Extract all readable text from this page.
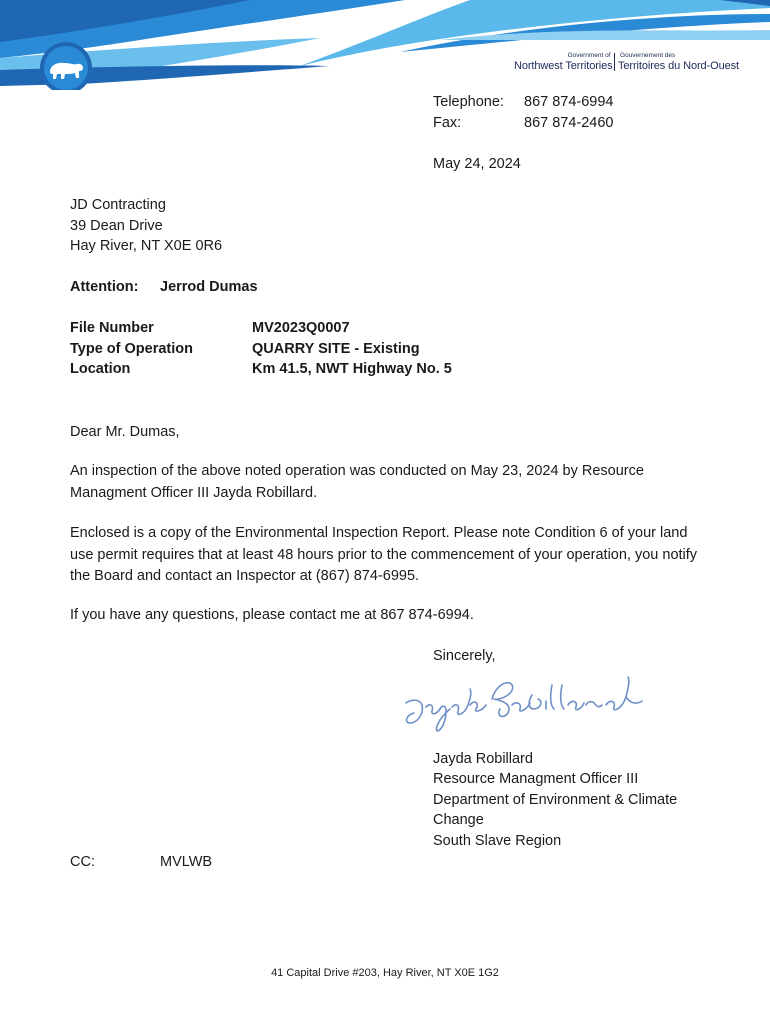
Government of
Northwest Territories
Gouvernement des
Territoires du Nord-Ouest
Telephone: 867 874-6994
Fax:	867 874-2460
May 24, 2024
JD Contracting
39 Dean Drive
Hay River, NT X0E 0R6
Attention: Jerrod Dumas
File Number	MV2023Q0007
Type of Operation	QUARRY SITE - Existing
Location	Km 41.5, NWT Highway No. 5
Dear Mr. Dumas,
An inspection of the above noted operation was conducted on May 23, 2024 by Resource Managment Officer III Jayda Robillard.
Enclosed is a copy of the Environmental Inspection Report. Please note Condition 6 of your land use permit requires that at least 48 hours prior to the commencement of your operation, you notify the Board and contact an Inspector at (867) 874-6995.
If you have any questions, please contact me at 867 874-6994.
Sincerely,
Jayda Robillard
Resource Managment Officer III
Department of Environment & Climate
Change
South Slave Region
CC:	MVLWB
41 Capital Drive #203, Hay River, NT X0E 1G2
-------------------------
WHAT NEEDS TO BE DONE
Determine how many lines contain the word "Dumas" and reply with that number alone.

COMPLETE RESPONSE
2